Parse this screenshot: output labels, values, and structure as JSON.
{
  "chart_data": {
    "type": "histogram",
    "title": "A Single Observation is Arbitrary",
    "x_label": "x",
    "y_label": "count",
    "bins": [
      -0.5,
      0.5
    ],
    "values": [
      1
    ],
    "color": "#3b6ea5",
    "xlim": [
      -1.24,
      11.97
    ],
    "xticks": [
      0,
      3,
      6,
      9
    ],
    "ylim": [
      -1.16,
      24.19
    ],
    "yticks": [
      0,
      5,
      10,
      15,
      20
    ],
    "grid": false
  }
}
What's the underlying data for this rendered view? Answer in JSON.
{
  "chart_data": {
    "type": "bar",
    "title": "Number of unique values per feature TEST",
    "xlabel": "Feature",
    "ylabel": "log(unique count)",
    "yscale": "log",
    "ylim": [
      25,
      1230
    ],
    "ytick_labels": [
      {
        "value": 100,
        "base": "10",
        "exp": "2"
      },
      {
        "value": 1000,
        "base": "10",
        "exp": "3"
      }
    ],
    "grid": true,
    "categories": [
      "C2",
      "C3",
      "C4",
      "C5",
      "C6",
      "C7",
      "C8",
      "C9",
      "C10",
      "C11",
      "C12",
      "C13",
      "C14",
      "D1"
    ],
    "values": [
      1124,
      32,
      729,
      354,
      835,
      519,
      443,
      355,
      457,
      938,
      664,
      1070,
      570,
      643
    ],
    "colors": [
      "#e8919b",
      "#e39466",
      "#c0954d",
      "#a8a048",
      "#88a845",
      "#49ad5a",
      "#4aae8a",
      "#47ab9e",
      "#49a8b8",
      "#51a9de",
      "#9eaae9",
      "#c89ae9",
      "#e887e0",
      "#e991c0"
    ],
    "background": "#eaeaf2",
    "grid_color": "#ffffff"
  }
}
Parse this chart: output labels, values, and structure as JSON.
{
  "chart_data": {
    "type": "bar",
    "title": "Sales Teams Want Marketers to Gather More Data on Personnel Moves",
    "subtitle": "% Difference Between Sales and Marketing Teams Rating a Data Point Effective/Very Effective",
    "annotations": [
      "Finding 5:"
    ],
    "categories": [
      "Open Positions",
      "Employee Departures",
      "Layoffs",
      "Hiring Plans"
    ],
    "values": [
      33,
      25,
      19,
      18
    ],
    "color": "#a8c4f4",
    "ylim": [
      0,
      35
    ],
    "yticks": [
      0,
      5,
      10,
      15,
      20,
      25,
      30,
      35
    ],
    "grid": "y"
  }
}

WHAT THE TASK REQUIRES: Return the lines of the records that include the string "JSON".

ANSWER IN FULL:
Parse this screenshot: output labels, values, and structure as JSON.
What's the underlying data for this rendered view? Answer in JSON.
Parse this chart: output labels, values, and structure as JSON.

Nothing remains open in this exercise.